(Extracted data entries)
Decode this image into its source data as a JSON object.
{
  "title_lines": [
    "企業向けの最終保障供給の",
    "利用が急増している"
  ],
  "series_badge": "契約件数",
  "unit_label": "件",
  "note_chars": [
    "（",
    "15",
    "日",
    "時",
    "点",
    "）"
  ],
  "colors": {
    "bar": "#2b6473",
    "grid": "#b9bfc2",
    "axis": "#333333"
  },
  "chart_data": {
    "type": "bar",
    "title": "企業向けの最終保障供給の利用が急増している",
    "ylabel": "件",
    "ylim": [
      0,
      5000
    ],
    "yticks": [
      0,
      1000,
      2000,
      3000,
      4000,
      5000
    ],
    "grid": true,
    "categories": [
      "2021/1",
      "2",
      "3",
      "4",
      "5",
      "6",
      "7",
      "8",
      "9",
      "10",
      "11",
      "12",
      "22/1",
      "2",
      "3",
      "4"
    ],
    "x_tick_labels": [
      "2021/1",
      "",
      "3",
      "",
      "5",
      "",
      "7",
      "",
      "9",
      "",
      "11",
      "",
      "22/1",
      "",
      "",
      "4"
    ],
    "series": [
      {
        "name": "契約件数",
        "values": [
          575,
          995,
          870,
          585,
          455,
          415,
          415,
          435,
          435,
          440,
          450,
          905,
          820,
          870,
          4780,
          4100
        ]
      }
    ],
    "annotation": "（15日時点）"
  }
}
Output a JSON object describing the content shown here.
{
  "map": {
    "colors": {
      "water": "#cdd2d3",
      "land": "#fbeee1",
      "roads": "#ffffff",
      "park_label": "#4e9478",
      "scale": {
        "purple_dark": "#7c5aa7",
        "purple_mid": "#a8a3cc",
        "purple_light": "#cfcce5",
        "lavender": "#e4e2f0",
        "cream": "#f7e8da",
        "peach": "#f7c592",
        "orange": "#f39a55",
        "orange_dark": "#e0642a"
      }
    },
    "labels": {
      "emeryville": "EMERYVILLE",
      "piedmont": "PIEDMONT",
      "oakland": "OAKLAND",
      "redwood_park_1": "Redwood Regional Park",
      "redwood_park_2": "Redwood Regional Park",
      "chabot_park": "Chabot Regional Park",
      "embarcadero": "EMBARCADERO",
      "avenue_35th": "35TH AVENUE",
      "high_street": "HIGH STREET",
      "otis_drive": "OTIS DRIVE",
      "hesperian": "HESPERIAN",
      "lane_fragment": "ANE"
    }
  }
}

▶ [STATED TASK]: Repeat the material above in full, exactly as it stands.

▶ [REPLY TO THE EXERCISE]:
Decode this image into its source data as a JSON object.
{
  "title_lines": [
    "企業向けの最終保障供給の",
    "利用が急増している"
  ],
  "series_badge": "契約件数",
  "unit_label": "件",
  "note_chars": [
    "（",
    "15",
    "日",
    "時",
    "点",
    "）"
  ],
  "colors": {
    "bar": "#2b6473",
    "grid": "#b9bfc2",
    "axis": "#333333"
  },
  "chart_data": {
    "type": "bar",
    "title": "企業向けの最終保障供給の利用が急増している",
    "ylabel": "件",
    "ylim": [
      0,
      5000
    ],
    "yticks": [
      0,
      1000,
      2000,
      3000,
      4000,
      5000
    ],
    "grid": true,
    "categories": [
      "2021/1",
      "2",
      "3",
      "4",
      "5",
      "6",
      "7",
      "8",
      "9",
      "10",
      "11",
      "12",
      "22/1",
      "2",
      "3",
      "4"
    ],
    "x_tick_labels": [
      "2021/1",
      "",
      "3",
      "",
      "5",
      "",
      "7",
      "",
      "9",
      "",
      "11",
      "",
      "22/1",
      "",
      "",
      "4"
    ],
    "series": [
      {
        "name": "契約件数",
        "values": [
          575,
          995,
          870,
          585,
          455,
          415,
          415,
          435,
          435,
          440,
          450,
          905,
          820,
          870,
          4780,
          4100
        ]
      }
    ],
    "annotation": "（15日時点）"
  }
}
Output a JSON object describing the content shown here.
{
  "map": {
    "colors": {
      "water": "#cdd2d3",
      "land": "#fbeee1",
      "roads": "#ffffff",
      "park_label": "#4e9478",
      "scale": {
        "purple_dark": "#7c5aa7",
        "purple_mid": "#a8a3cc",
        "purple_light": "#cfcce5",
        "lavender": "#e4e2f0",
        "cream": "#f7e8da",
        "peach": "#f7c592",
        "orange": "#f39a55",
        "orange_dark": "#e0642a"
      }
    },
    "labels": {
      "emeryville": "EMERYVILLE",
      "piedmont": "PIEDMONT",
      "oakland": "OAKLAND",
      "redwood_park_1": "Redwood Regional Park",
      "redwood_park_2": "Redwood Regional Park",
      "chabot_park": "Chabot Regional Park",
      "embarcadero": "EMBARCADERO",
      "avenue_35th": "35TH AVENUE",
      "high_street": "HIGH STREET",
      "otis_drive": "OTIS DRIVE",
      "hesperian": "HESPERIAN",
      "lane_fragment": "ANE"
    }
  }
}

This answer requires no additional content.